To: Scumbria who wrote (112203)5/23/2000 5:56:00 PM
From: Mani1  Read Replies (4) | Respond to of 1570341
 
Scumbria, lets stick with established, audited numbers. Not with what you hear from so on so.

According the BTB just released, the growth in the semi equipment has decelerated slightly. This is fact and not open to argument, I do not publish the numbers. I am just telling you why the semi's took it on the chin today.

I do think that this recent deceleration is OK, semi's could (and should IMO) to show a sustained growth for the next few years and according to this prediction they are undervalued as a whole, and AMD is even more undervalued since it is cheaper than the sector in general.

Re <<I am not a person to assign blame, but I'm starting to view AG as a disaster in progress>>

That does not make sense to me.

Mani



To: Scumbria who wrote (112203)5/23/2000 6:10:00 PM
From: niceguy767  Respond to of 1570341
 
Scumbria:

Current inflation is derived from two major sources imho...oil and wealth effect...The price for a barrel of oil that has risen from $11 to $30 in one year necessarily must result in inflationary pressures on any economy dependant upon oil as one of its primary drivers...The wealth effect resulting from any significant increase in net family paper wealth i.e. from revaluations in domestic homes and investments increases the volume and dollar value of purchase transactions...

Over the past year, the wealth effect in some ways has offset the oil price increase effect as the consumer has increased wealth with which to offset increased oil based purchases...

The wealth factor, as indicated by the nasdaq and DJ indices, has now turned negative while oil prices remain high. The wealth effect can no longer offset the negative oil price effect as it has over the past year...and I agree with you that such an environment could easily and quickly drive North America into recession...The latest 1-2 point increase was wholly unecessary given the moderation in wealth effect increases that were evident by the levelling off and declining markets...The boo.com's of this world with their impending and significant problems were already apparent to almost everyone and the marketplace was already addressing them rationally...the 1-2 point increase was overkill and it may be much more difficult to restore consumer confidence than Mr. Greenspan bargained for...Overheated breaking symtoms were already apparent prior to the latest 1/2 point increase, imho!

- **Requirements**:
According to the forum posts, how far did the price of a barrel of oil rise in one year?

- **Provided material**:
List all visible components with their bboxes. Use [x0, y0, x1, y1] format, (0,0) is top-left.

- **Correct output**:
From $11 to $30.